* BEGIN Selected excerpt *

In most cases, only small percentages rated agreement with items 7 and 8 (see Table 1). The exception is that for course CPH252 there was a high rate of agreement (viz., 39%) that the online transcripts were helpful. It is notable that appreciable percentages of respondents in all three courses (41% to 56%) stated that they planned to use the transcripts to revise for their exams (see Item 9). This result has to be interpreted in terms of the proportions of enrolled students who had access to the online transcripts by previously registering to participate in the project (viz., ACC220 = 68%; BUS101 = 41%; CPH252 = 70%). It is likely that most of those who had registered reported they planned to use the transcripts for revision. Finally, a minority of respondents (12% to 25%) felt that the technology had an overall positive effect on how the lectures were delivered (see Item 10).

Analysis of variance carried out on the mean ratings for each of the 10 items showed significant differences across courses for the following items (df = 2 in all cases): Item 1 (F = 3.76; p < 0.05), Item 2 (F = 6.96; p < 0.001), Item 3 (F = 6.47; p < 0.05), Item 4 (F = 3.54; p < 0.05), and Item 10 (F = 3.85; p < 0.05). Post-hoc comparisons using the Tamhane test (assuming non-homogeneous variances) indicated that for all five of these items, the mean ratings were not statistically different for BUS101 and CPH252 but that these two courses had significantly higher ratings than course ACC220. It was hypothesised that any differences in accuracy rates across courses might lead to differences in student reaction to the speech recognition technology. The mean accuracy rates in the three courses based on differences between the spoken lecture and the screen text were: ACC220 = 74%; BUS101 = 85%; CPH252 = 56%). The fact that the course in which the technology was significantly less favourably rated on five of the ten items (viz., ACC220) did not have the lowest accuracy rate suggests that screen text accuracy is not solely responsible for the differences in student reaction. This is corroborated by the analysis of variance on the mean ratings for items 5 and 6 about distraction from screen text inaccuracies which showed no significant effect for type of course.

* END Selected excerpt *
* BEGIN Excerpted records *

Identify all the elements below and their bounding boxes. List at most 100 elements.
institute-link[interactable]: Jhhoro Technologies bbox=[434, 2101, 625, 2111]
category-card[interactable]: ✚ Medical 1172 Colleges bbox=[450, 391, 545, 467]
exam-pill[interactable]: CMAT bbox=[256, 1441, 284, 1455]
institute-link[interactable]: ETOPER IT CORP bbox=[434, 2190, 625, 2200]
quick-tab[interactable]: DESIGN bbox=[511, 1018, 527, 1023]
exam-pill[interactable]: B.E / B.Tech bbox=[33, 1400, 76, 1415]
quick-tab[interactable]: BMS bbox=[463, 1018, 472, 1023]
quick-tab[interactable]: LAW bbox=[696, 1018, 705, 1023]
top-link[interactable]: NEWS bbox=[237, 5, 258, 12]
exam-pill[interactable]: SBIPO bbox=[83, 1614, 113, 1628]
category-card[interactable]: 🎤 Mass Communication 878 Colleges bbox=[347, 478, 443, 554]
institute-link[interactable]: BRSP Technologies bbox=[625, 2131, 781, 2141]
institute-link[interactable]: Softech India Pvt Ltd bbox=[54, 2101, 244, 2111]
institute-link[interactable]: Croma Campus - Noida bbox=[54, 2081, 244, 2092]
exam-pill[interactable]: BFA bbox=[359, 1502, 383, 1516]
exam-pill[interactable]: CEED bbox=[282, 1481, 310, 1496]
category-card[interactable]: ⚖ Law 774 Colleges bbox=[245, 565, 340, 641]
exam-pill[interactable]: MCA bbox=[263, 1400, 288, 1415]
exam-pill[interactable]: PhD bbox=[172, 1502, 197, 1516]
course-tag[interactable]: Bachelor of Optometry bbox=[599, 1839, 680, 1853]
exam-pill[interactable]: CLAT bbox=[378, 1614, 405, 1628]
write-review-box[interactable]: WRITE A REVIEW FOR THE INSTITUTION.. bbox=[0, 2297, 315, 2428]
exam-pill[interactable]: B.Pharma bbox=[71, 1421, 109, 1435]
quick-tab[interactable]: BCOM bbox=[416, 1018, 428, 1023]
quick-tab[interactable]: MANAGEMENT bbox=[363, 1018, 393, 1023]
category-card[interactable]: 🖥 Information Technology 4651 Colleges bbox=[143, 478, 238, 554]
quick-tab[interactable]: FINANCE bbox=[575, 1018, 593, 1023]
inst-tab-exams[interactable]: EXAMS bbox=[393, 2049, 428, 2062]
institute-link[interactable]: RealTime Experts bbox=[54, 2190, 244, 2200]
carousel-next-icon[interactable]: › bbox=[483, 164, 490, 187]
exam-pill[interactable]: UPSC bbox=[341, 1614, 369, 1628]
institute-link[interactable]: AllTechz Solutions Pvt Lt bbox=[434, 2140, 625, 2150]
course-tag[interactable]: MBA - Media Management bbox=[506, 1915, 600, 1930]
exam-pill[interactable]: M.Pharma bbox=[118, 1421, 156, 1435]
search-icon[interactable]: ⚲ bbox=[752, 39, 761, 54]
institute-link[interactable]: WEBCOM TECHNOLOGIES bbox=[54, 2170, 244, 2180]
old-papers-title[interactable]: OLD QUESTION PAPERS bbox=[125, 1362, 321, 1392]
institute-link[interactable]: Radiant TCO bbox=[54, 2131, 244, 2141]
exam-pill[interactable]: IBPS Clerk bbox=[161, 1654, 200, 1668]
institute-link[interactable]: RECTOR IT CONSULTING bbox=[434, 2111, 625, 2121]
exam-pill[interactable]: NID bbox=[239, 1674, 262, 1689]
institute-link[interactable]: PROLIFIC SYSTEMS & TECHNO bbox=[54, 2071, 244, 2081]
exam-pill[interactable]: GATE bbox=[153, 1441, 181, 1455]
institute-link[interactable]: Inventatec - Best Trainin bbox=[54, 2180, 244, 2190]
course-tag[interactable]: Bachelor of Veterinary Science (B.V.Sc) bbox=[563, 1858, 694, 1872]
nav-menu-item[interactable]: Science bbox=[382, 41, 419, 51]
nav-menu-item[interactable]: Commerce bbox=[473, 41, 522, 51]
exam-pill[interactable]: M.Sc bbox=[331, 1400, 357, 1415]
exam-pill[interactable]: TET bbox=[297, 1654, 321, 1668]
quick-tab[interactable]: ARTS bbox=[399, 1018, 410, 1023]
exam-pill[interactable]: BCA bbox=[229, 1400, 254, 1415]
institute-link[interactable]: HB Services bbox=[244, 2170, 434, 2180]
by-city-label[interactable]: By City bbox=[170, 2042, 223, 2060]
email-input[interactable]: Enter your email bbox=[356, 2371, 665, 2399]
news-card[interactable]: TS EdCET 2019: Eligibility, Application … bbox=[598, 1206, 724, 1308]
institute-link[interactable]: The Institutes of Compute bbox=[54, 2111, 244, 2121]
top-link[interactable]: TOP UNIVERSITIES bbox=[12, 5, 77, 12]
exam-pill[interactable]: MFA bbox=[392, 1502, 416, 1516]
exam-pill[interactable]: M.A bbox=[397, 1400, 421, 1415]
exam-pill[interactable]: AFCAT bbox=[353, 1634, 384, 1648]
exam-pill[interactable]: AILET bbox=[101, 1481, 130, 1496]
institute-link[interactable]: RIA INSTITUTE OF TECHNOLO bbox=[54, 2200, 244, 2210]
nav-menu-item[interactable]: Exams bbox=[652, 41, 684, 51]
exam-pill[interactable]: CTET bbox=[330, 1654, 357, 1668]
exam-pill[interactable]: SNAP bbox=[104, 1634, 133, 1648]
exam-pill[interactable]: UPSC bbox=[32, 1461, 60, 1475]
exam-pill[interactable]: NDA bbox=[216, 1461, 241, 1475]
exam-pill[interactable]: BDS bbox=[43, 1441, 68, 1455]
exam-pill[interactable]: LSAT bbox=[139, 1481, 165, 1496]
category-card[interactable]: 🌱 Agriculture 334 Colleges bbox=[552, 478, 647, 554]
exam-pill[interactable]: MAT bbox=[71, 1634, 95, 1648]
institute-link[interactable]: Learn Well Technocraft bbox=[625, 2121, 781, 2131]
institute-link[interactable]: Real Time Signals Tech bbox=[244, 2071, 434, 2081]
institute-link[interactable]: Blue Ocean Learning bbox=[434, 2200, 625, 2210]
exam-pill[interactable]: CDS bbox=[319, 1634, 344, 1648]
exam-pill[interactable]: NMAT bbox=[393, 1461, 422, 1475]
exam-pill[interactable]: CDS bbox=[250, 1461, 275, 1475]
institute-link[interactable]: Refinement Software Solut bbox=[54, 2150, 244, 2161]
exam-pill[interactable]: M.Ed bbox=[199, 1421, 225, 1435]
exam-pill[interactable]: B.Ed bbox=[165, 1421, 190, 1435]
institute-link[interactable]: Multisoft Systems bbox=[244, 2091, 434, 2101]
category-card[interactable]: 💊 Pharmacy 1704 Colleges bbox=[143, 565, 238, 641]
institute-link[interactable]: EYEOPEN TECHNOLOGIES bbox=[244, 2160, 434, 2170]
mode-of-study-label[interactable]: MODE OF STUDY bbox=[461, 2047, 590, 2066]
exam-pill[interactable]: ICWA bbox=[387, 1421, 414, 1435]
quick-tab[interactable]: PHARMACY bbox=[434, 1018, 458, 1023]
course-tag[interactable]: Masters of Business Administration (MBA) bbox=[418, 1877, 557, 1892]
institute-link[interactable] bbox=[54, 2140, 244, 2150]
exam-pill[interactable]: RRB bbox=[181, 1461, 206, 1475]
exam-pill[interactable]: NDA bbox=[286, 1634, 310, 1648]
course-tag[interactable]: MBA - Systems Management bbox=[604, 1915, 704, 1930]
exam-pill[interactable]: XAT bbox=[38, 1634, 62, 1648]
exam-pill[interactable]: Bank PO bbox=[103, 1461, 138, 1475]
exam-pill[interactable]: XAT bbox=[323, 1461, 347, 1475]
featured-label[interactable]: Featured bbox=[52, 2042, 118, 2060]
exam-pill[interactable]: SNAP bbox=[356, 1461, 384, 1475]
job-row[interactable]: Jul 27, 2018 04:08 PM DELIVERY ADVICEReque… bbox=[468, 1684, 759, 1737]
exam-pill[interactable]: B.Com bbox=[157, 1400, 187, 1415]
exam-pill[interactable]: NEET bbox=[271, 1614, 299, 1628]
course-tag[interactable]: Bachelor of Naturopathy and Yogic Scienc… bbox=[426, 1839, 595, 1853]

* END Excerpted records *

- Given request -
Copy out the entire course survey passage word for word. Rely only on the course survey passage, not on the data.

- Task response -
In most cases, only small percentages rated agreement with items 7 and 8 (see Table 1). The exception is that for course CPH252 there was a high rate of agreement (viz., 39%) that the online transcripts were helpful. It is notable that appreciable percentages of respondents in all three courses (41% to 56%) stated that they planned to use the transcripts to revise for their exams (see Item 9). This result has to be interpreted in terms of the proportions of enrolled students who had access to the online transcripts by previously registering to participate in the project (viz., ACC220 = 68%; BUS101 = 41%; CPH252 = 70%). It is likely that most of those who had registered reported they planned to use the transcripts for revision. Finally, a minority of respondents (12% to 25%) felt that the technology had an overall positive effect on how the lectures were delivered (see Item 10).

Analysis of variance carried out on the mean ratings for each of the 10 items showed significant differences across courses for the following items (df = 2 in all cases): Item 1 (F = 3.76; p < 0.05), Item 2 (F = 6.96; p < 0.001), Item 3 (F = 6.47; p < 0.05), Item 4 (F = 3.54; p < 0.05), and Item 10 (F = 3.85; p < 0.05). Post-hoc comparisons using the Tamhane test (assuming non-homogeneous variances) indicated that for all five of these items, the mean ratings were not statistically different for BUS101 and CPH252 but that these two courses had significantly higher ratings than course ACC220. It was hypothesised that any differences in accuracy rates across courses might lead to differences in student reaction to the speech recognition technology. The mean accuracy rates in the three courses based on differences between the spoken lecture and the screen text were: ACC220 = 74%; BUS101 = 85%; CPH252 = 56%). The fact that the course in which the technology was significantly less favourably rated on five of the ten items (viz., ACC220) did not have the lowest accuracy rate suggests that screen text accuracy is not solely responsible for the differences in student reaction. This is corroborated by the analysis of variance on the mean ratings for items 5 and 6 about distraction from screen text inaccuracies which showed no significant effect for type of course.